=== INSTRUCTIONS FOR THE TASK ===
Please give the listing again, word for word, with nothing left out.

=== RECORDS ===
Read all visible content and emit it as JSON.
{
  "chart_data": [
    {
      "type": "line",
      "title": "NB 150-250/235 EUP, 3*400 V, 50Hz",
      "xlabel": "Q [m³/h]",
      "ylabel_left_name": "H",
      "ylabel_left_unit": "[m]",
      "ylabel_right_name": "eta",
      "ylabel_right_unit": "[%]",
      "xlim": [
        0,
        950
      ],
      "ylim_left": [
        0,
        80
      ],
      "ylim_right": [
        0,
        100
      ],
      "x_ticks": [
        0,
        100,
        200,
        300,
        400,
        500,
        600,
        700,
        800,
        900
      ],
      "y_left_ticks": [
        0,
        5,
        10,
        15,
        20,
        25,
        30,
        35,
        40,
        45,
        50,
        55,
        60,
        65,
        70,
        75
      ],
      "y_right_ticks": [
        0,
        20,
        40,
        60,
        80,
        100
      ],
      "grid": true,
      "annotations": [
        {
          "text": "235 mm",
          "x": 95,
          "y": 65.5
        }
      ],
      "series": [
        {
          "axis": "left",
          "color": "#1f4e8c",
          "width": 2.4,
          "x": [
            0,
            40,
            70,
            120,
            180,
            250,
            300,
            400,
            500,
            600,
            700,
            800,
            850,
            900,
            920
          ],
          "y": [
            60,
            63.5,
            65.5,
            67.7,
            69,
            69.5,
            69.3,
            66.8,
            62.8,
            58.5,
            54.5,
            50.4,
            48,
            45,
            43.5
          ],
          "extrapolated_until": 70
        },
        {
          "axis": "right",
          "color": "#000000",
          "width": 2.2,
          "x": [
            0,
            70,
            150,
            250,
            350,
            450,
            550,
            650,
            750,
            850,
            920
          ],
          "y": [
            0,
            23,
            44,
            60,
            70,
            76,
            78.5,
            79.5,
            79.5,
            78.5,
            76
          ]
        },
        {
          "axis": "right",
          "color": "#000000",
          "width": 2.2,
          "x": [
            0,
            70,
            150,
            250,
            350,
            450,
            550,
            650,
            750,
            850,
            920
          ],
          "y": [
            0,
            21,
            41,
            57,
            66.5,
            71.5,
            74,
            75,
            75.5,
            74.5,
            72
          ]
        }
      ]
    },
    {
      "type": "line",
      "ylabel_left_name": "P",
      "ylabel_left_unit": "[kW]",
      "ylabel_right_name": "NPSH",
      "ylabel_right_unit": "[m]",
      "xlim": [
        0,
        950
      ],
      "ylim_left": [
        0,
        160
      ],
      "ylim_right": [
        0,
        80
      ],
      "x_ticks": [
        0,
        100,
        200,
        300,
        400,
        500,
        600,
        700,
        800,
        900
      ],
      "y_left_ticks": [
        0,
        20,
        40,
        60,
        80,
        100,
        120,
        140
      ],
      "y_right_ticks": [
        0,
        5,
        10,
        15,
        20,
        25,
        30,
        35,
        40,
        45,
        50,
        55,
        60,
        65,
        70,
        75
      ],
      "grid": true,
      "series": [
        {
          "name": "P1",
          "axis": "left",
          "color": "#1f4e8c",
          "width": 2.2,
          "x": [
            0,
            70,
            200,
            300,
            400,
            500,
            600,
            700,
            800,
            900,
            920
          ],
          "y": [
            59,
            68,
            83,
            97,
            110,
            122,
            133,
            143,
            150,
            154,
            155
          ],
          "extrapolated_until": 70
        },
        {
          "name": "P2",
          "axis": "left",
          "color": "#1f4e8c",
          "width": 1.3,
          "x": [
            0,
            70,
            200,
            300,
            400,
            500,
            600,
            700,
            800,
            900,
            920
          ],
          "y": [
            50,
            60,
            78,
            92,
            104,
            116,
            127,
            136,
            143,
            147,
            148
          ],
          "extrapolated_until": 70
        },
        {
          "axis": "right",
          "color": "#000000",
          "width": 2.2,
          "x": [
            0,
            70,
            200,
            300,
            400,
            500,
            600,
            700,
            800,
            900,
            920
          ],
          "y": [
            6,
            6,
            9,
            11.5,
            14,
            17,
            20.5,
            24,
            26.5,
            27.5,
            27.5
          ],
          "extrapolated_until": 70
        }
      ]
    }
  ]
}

=== RESULT FOR THIS TASK ===
Read all visible content and emit it as JSON.
{
  "chart_data": [
    {
      "type": "line",
      "title": "NB 150-250/235 EUP, 3*400 V, 50Hz",
      "xlabel": "Q [m³/h]",
      "ylabel_left_name": "H",
      "ylabel_left_unit": "[m]",
      "ylabel_right_name": "eta",
      "ylabel_right_unit": "[%]",
      "xlim": [
        0,
        950
      ],
      "ylim_left": [
        0,
        80
      ],
      "ylim_right": [
        0,
        100
      ],
      "x_ticks": [
        0,
        100,
        200,
        300,
        400,
        500,
        600,
        700,
        800,
        900
      ],
      "y_left_ticks": [
        0,
        5,
        10,
        15,
        20,
        25,
        30,
        35,
        40,
        45,
        50,
        55,
        60,
        65,
        70,
        75
      ],
      "y_right_ticks": [
        0,
        20,
        40,
        60,
        80,
        100
      ],
      "grid": true,
      "annotations": [
        {
          "text": "235 mm",
          "x": 95,
          "y": 65.5
        }
      ],
      "series": [
        {
          "axis": "left",
          "color": "#1f4e8c",
          "width": 2.4,
          "x": [
            0,
            40,
            70,
            120,
            180,
            250,
            300,
            400,
            500,
            600,
            700,
            800,
            850,
            900,
            920
          ],
          "y": [
            60,
            63.5,
            65.5,
            67.7,
            69,
            69.5,
            69.3,
            66.8,
            62.8,
            58.5,
            54.5,
            50.4,
            48,
            45,
            43.5
          ],
          "extrapolated_until": 70
        },
        {
          "axis": "right",
          "color": "#000000",
          "width": 2.2,
          "x": [
            0,
            70,
            150,
            250,
            350,
            450,
            550,
            650,
            750,
            850,
            920
          ],
          "y": [
            0,
            23,
            44,
            60,
            70,
            76,
            78.5,
            79.5,
            79.5,
            78.5,
            76
          ]
        },
        {
          "axis": "right",
          "color": "#000000",
          "width": 2.2,
          "x": [
            0,
            70,
            150,
            250,
            350,
            450,
            550,
            650,
            750,
            850,
            920
          ],
          "y": [
            0,
            21,
            41,
            57,
            66.5,
            71.5,
            74,
            75,
            75.5,
            74.5,
            72
          ]
        }
      ]
    },
    {
      "type": "line",
      "ylabel_left_name": "P",
      "ylabel_left_unit": "[kW]",
      "ylabel_right_name": "NPSH",
      "ylabel_right_unit": "[m]",
      "xlim": [
        0,
        950
      ],
      "ylim_left": [
        0,
        160
      ],
      "ylim_right": [
        0,
        80
      ],
      "x_ticks": [
        0,
        100,
        200,
        300,
        400,
        500,
        600,
        700,
        800,
        900
      ],
      "y_left_ticks": [
        0,
        20,
        40,
        60,
        80,
        100,
        120,
        140
      ],
      "y_right_ticks": [
        0,
        5,
        10,
        15,
        20,
        25,
        30,
        35,
        40,
        45,
        50,
        55,
        60,
        65,
        70,
        75
      ],
      "grid": true,
      "series": [
        {
          "name": "P1",
          "axis": "left",
          "color": "#1f4e8c",
          "width": 2.2,
          "x": [
            0,
            70,
            200,
            300,
            400,
            500,
            600,
            700,
            800,
            900,
            920
          ],
          "y": [
            59,
            68,
            83,
            97,
            110,
            122,
            133,
            143,
            150,
            154,
            155
          ],
          "extrapolated_until": 70
        },
        {
          "name": "P2",
          "axis": "left",
          "color": "#1f4e8c",
          "width": 1.3,
          "x": [
            0,
            70,
            200,
            300,
            400,
            500,
            600,
            700,
            800,
            900,
            920
          ],
          "y": [
            50,
            60,
            78,
            92,
            104,
            116,
            127,
            136,
            143,
            147,
            148
          ],
          "extrapolated_until": 70
        },
        {
          "axis": "right",
          "color": "#000000",
          "width": 2.2,
          "x": [
            0,
            70,
            200,
            300,
            400,
            500,
            600,
            700,
            800,
            900,
            920
          ],
          "y": [
            6,
            6,
            9,
            11.5,
            14,
            17,
            20.5,
            24,
            26.5,
            27.5,
            27.5
          ],
          "extrapolated_until": 70
        }
      ]
    }
  ]
}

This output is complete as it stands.